§ **SHORT PROBLEM**
Arrange the lines of the items below as a JSON list of strings, one string per line, from the first line through the line containing "page-title: All Student", both included, leaving out blank lines.

—————

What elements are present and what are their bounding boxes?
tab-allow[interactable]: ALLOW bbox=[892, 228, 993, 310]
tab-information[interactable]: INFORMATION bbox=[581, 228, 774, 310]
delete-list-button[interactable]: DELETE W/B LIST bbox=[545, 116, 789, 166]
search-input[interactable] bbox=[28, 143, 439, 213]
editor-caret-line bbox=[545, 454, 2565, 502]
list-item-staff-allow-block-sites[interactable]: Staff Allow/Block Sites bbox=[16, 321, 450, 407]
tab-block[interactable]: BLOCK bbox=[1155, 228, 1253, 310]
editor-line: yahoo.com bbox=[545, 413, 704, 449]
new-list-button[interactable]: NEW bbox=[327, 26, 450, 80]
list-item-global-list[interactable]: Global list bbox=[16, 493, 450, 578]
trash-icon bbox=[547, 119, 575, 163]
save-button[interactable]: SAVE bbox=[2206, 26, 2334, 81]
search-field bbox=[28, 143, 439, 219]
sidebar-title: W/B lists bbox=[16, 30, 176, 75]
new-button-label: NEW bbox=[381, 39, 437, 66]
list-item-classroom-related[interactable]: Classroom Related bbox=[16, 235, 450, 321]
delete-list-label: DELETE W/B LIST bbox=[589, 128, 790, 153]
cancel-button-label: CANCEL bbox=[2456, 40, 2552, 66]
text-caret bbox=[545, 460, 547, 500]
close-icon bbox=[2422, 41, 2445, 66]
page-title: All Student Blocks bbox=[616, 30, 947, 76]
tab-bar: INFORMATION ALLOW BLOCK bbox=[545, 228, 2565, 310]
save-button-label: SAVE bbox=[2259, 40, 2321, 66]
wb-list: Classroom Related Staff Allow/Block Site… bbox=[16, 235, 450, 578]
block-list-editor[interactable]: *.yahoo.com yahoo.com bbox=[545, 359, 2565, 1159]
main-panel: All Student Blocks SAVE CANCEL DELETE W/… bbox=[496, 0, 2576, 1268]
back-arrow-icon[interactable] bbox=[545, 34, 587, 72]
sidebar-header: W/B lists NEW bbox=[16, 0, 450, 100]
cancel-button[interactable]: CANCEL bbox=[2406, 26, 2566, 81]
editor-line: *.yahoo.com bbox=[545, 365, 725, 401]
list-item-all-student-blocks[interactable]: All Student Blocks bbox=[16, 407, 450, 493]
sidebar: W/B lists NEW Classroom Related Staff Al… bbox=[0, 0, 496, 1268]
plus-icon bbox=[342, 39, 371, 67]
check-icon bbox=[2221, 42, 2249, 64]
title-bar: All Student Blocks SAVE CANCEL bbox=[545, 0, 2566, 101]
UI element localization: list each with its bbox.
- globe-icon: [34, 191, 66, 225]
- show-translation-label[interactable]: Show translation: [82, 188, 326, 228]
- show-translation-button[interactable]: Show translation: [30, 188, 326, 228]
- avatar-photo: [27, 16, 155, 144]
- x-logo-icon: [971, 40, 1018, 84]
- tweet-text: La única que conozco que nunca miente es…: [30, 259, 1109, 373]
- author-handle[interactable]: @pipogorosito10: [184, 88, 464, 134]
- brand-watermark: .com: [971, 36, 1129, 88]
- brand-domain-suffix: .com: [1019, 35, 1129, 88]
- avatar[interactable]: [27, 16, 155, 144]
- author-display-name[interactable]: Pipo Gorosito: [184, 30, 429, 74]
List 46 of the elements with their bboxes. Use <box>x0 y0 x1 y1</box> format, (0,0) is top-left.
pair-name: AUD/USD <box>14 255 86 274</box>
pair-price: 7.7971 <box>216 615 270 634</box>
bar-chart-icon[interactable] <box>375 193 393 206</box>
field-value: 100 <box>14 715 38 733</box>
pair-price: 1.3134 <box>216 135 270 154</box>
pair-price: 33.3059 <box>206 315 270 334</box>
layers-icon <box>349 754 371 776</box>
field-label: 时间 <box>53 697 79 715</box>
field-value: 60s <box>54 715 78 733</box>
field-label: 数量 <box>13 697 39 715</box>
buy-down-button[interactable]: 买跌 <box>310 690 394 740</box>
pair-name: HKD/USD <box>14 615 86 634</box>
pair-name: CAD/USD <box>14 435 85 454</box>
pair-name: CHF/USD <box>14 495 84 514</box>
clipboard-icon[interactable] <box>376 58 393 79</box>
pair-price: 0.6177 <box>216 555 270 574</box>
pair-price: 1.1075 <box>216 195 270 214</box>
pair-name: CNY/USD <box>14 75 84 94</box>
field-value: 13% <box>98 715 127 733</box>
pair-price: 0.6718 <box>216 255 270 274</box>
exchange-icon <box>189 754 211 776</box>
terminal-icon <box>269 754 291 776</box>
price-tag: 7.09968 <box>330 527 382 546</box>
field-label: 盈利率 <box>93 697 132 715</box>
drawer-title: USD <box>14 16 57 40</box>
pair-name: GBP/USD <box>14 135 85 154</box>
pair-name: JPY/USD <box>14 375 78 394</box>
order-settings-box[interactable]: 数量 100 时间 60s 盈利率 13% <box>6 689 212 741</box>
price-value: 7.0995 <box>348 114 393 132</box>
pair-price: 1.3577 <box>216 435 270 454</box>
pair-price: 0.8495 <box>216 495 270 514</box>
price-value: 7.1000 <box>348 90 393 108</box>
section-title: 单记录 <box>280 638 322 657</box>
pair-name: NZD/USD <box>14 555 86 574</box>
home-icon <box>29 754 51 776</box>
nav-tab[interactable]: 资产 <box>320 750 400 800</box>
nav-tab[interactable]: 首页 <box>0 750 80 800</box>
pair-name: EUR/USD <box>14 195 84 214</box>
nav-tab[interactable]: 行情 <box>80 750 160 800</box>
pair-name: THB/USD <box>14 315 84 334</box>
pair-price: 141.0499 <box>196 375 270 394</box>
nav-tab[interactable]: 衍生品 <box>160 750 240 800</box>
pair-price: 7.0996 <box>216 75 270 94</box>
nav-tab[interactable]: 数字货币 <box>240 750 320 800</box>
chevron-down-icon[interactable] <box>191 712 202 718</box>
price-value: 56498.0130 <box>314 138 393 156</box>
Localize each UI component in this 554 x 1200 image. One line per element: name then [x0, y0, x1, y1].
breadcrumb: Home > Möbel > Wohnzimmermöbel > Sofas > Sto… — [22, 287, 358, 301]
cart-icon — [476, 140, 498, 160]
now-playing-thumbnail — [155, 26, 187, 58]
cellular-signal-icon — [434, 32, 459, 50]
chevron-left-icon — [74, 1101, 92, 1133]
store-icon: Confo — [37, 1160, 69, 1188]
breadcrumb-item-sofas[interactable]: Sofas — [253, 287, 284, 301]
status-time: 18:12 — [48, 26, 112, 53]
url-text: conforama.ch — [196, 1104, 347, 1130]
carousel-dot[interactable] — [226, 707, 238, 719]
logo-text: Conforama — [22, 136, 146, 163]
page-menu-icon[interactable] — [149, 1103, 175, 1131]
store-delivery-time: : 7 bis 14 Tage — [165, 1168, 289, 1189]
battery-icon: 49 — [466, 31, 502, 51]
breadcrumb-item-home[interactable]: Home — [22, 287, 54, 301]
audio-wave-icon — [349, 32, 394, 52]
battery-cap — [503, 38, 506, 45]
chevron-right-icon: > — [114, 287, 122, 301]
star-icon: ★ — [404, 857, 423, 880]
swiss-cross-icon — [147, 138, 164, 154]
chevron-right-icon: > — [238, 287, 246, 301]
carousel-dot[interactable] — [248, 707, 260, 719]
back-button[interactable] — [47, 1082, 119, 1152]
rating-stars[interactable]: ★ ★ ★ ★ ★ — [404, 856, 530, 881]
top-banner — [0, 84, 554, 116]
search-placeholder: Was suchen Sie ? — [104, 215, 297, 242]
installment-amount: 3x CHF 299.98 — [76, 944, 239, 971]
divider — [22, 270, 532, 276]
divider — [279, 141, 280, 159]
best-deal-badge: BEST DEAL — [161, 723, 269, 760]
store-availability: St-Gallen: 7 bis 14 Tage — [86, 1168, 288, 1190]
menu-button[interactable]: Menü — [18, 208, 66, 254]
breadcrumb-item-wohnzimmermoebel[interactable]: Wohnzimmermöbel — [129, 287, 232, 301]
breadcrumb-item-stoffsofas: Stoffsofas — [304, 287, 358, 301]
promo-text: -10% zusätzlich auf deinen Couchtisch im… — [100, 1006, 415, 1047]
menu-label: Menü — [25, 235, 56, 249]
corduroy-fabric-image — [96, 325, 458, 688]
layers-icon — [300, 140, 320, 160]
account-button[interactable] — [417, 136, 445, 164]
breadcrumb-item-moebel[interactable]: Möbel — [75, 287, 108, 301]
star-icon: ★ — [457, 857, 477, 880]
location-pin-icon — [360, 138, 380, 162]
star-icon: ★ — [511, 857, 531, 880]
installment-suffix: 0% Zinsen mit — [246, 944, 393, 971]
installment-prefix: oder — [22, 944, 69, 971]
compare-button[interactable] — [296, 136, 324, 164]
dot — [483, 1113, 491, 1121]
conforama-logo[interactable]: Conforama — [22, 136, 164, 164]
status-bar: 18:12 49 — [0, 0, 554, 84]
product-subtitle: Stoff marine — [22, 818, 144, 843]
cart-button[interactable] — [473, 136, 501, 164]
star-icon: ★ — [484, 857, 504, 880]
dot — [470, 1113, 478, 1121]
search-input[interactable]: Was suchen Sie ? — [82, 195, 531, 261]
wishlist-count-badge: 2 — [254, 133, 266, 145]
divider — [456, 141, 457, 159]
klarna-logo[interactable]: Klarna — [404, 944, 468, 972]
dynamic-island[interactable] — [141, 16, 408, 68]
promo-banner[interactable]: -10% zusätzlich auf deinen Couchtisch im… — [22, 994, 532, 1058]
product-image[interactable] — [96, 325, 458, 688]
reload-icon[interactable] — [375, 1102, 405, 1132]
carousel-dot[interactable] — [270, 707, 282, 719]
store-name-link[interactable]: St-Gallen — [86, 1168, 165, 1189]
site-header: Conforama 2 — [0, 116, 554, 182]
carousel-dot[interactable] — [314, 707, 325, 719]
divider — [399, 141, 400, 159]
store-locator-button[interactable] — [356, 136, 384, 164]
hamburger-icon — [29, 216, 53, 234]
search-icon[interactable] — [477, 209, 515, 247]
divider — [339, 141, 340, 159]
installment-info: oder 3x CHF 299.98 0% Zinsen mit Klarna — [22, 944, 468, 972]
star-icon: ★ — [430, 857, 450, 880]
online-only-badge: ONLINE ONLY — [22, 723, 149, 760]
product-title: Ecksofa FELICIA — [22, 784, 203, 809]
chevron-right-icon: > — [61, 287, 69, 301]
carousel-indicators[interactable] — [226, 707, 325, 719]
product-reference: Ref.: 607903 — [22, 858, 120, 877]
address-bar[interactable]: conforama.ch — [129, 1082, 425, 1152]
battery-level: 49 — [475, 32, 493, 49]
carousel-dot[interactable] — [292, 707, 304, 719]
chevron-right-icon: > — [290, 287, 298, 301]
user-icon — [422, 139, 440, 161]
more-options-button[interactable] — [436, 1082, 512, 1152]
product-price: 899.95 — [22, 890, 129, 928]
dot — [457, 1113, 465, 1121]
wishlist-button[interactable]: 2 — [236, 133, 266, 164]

—————

§ **EXERCISE RESPONSE**
[
  "What elements are present and what are their bounding boxes?",
  "tab-allow[interactable]: ALLOW bbox=[892, 228, 993, 310]",
  "tab-information[interactable]: INFORMATION bbox=[581, 228, 774, 310]",
  "delete-list-button[interactable]: DELETE W/B LIST bbox=[545, 116, 789, 166]",
  "search-input[interactable] bbox=[28, 143, 439, 213]",
  "editor-caret-line bbox=[545, 454, 2565, 502]",
  "list-item-staff-allow-block-sites[interactable]: Staff Allow/Block Sites bbox=[16, 321, 450, 407]",
  "tab-block[interactable]: BLOCK bbox=[1155, 228, 1253, 310]",
  "editor-line: yahoo.com bbox=[545, 413, 704, 449]",
  "new-list-button[interactable]: NEW bbox=[327, 26, 450, 80]",
  "list-item-global-list[interactable]: Global list bbox=[16, 493, 450, 578]",
  "trash-icon bbox=[547, 119, 575, 163]",
  "save-button[interactable]: SAVE bbox=[2206, 26, 2334, 81]",
  "search-field bbox=[28, 143, 439, 219]",
  "sidebar-title: W/B lists bbox=[16, 30, 176, 75]",
  "new-button-label: NEW bbox=[381, 39, 437, 66]",
  "list-item-classroom-related[interactable]: Classroom Related bbox=[16, 235, 450, 321]",
  "delete-list-label: DELETE W/B LIST bbox=[589, 128, 790, 153]",
  "cancel-button-label: CANCEL bbox=[2456, 40, 2552, 66]",
  "text-caret bbox=[545, 460, 547, 500]",
  "close-icon bbox=[2422, 41, 2445, 66]",
  "page-title: All Student Blocks bbox=[616, 30, 947, 76]"
]